**STATED EXERCISE**
Each line below should be retyped exactly, with no pictures.

Collected data entries:

## begin

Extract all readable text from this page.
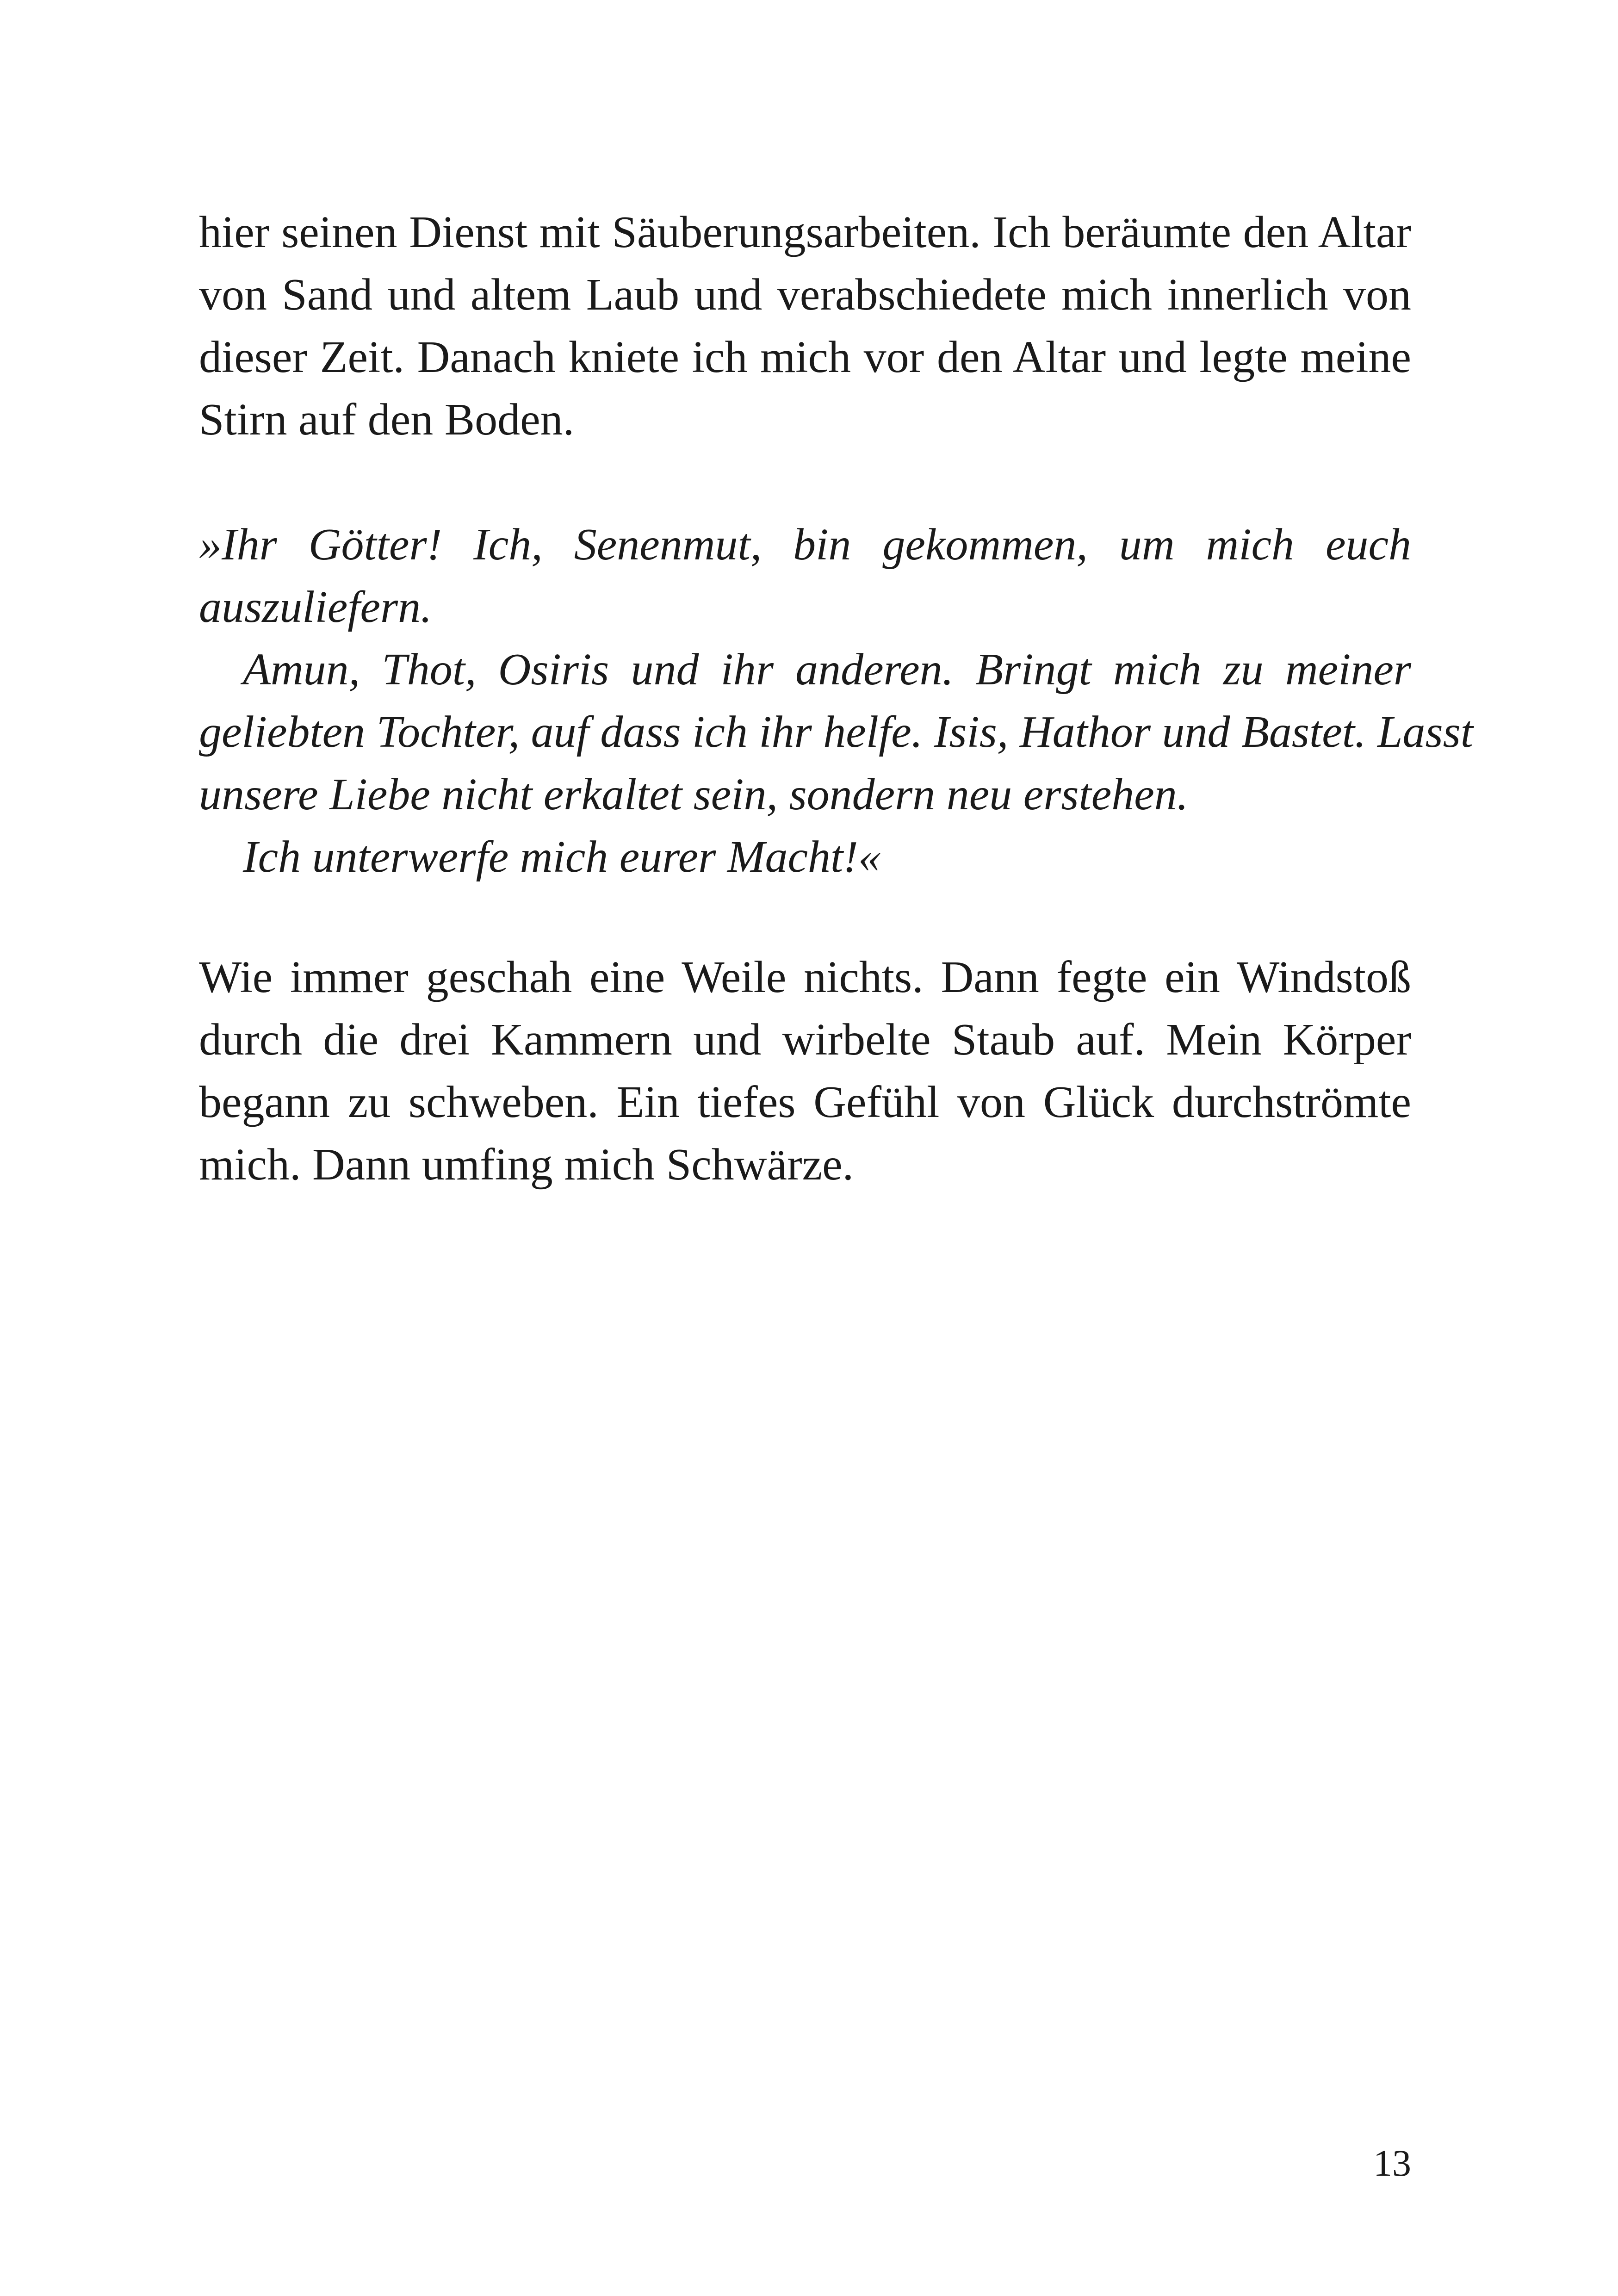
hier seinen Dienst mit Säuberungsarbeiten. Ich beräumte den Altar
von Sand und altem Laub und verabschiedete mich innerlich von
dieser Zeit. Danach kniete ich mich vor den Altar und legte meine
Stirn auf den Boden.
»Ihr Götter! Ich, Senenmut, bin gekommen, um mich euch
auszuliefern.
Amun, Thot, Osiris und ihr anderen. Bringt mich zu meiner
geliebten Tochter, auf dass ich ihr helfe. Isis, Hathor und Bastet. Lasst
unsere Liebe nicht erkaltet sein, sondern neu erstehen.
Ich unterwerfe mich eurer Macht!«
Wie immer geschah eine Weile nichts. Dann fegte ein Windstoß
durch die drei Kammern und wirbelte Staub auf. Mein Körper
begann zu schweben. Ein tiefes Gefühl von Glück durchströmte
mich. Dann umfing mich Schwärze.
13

## end

**EXPECTED OUTPUT**
Extract all readable text from this page.
hier seinen Dienst mit Säuberungsarbeiten. Ich beräumte den Altar
von Sand und altem Laub und verabschiedete mich innerlich von
dieser Zeit. Danach kniete ich mich vor den Altar und legte meine
Stirn auf den Boden.
»Ihr Götter! Ich, Senenmut, bin gekommen, um mich euch
auszuliefern.
Amun, Thot, Osiris und ihr anderen. Bringt mich zu meiner
geliebten Tochter, auf dass ich ihr helfe. Isis, Hathor und Bastet. Lasst
unsere Liebe nicht erkaltet sein, sondern neu erstehen.
Ich unterwerfe mich eurer Macht!«
Wie immer geschah eine Weile nichts. Dann fegte ein Windstoß
durch die drei Kammern und wirbelte Staub auf. Mein Körper
begann zu schweben. Ein tiefes Gefühl von Glück durchströmte
mich. Dann umfing mich Schwärze.
13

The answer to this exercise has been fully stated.